*What you are asked to do*. How many lines in the records below hold the string "past"? Answer with the number alone.

*Information provided*.
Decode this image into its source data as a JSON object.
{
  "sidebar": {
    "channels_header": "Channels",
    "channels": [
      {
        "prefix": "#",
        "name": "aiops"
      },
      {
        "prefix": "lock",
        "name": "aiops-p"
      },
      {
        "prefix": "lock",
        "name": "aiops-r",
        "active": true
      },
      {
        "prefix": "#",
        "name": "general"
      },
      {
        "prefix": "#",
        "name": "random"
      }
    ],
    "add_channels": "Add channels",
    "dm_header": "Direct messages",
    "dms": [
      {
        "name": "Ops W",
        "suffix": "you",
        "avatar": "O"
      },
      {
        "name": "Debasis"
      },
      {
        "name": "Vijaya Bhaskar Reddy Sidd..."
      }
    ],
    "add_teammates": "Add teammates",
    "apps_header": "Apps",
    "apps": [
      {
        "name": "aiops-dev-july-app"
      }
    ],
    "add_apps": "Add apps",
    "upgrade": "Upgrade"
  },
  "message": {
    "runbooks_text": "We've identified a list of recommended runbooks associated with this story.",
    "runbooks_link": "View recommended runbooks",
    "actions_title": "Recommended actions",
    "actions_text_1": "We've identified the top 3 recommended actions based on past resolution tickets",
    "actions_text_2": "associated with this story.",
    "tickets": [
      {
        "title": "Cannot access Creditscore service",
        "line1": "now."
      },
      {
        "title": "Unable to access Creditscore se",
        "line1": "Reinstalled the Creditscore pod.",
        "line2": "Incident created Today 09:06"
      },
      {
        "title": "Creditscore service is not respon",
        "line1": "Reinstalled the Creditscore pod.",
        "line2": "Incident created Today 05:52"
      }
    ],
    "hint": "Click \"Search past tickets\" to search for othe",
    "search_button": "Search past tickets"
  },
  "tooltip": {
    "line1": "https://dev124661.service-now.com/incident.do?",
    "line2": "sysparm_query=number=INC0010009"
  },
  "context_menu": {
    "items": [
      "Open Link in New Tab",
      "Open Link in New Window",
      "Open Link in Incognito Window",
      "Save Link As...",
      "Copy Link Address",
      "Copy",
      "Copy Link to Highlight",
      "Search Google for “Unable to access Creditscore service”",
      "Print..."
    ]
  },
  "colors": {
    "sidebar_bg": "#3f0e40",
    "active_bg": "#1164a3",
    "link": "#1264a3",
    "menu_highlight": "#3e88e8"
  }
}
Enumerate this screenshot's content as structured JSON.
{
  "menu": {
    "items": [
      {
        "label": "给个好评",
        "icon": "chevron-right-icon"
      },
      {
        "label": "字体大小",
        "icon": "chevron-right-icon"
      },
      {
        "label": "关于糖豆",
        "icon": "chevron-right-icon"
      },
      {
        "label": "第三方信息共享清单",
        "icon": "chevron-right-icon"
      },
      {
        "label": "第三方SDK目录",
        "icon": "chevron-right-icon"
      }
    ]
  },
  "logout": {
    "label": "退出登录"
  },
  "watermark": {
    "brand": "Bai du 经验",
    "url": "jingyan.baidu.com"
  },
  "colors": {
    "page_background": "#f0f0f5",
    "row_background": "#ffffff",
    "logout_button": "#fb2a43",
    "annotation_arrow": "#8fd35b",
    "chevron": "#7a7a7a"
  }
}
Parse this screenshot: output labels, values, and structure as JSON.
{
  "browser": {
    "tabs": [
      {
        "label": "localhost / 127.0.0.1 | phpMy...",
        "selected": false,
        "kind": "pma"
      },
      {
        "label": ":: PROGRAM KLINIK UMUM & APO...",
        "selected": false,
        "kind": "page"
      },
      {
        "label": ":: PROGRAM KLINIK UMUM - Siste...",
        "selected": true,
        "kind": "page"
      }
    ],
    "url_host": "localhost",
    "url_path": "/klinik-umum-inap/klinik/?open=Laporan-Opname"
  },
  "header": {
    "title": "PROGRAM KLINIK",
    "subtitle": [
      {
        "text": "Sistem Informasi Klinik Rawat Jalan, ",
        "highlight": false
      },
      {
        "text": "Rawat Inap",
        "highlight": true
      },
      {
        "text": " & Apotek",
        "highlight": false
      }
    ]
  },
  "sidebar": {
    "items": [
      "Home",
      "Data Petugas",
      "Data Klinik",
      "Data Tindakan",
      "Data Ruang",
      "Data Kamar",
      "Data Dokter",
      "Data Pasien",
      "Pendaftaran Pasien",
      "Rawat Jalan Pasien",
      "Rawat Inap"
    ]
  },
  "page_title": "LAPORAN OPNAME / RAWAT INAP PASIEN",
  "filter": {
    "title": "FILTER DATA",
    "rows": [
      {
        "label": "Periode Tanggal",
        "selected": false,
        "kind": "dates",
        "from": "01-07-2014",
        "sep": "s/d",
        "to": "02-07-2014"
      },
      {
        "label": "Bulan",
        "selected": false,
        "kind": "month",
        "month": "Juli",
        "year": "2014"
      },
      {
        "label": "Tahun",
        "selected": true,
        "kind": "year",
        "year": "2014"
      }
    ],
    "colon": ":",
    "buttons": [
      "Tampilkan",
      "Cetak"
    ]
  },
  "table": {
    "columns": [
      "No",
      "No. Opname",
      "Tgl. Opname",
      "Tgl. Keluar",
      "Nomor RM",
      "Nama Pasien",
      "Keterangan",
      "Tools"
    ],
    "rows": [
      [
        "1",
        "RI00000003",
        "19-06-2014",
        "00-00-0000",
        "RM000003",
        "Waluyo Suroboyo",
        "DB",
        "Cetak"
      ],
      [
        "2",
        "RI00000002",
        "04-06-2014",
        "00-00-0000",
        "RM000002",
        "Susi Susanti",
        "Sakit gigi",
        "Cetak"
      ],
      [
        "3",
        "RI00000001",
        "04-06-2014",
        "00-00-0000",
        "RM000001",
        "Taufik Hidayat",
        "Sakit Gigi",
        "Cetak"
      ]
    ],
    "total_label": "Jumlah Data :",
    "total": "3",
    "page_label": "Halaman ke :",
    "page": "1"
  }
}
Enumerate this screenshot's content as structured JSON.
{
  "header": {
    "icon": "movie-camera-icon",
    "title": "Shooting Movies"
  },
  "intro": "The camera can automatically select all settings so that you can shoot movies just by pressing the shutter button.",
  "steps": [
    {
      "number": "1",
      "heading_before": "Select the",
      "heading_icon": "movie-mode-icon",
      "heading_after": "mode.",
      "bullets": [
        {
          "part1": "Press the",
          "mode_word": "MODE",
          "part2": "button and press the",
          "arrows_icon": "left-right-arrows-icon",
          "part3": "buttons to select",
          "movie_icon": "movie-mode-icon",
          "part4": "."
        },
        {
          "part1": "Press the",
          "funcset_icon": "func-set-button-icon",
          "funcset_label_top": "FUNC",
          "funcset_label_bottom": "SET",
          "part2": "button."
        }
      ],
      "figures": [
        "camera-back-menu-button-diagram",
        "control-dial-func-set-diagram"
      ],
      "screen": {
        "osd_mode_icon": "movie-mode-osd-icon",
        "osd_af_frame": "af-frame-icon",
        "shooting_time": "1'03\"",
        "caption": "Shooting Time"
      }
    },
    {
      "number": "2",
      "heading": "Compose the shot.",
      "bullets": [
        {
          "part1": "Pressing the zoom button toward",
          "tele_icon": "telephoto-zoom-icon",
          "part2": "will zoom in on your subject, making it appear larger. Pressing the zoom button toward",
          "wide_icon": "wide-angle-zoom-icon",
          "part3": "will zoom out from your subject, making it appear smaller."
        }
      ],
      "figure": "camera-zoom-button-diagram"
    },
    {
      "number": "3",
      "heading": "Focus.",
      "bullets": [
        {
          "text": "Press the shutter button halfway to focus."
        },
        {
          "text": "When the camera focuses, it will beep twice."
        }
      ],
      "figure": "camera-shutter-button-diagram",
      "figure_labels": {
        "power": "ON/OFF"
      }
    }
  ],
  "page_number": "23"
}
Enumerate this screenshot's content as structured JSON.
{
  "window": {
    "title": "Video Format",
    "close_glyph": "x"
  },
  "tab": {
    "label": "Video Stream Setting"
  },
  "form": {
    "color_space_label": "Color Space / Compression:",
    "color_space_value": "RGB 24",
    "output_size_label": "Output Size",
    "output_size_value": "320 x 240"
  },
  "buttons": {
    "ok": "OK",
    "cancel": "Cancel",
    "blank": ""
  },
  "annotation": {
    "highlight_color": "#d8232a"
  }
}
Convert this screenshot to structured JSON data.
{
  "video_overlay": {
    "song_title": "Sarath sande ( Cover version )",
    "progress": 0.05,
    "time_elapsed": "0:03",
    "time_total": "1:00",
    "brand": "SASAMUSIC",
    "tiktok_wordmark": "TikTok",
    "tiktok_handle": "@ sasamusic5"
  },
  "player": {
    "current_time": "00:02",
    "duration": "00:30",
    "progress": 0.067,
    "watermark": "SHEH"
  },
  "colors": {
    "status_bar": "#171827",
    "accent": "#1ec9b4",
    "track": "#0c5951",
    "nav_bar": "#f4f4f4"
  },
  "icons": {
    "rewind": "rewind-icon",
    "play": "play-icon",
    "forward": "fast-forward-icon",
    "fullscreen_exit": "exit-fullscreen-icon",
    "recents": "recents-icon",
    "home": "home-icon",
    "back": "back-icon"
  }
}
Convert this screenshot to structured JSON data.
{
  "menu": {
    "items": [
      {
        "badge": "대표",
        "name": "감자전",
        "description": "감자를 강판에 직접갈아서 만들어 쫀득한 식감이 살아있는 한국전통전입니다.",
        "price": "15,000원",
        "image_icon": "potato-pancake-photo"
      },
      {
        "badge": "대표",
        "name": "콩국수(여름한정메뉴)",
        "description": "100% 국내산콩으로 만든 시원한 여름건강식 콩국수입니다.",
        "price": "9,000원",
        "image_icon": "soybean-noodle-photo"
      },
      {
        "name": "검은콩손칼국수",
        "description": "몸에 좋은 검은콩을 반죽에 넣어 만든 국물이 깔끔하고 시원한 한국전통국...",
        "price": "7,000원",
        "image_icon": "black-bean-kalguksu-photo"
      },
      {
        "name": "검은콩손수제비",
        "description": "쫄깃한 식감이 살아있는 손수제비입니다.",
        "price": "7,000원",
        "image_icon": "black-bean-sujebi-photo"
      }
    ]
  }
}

*Reply to the task*. 3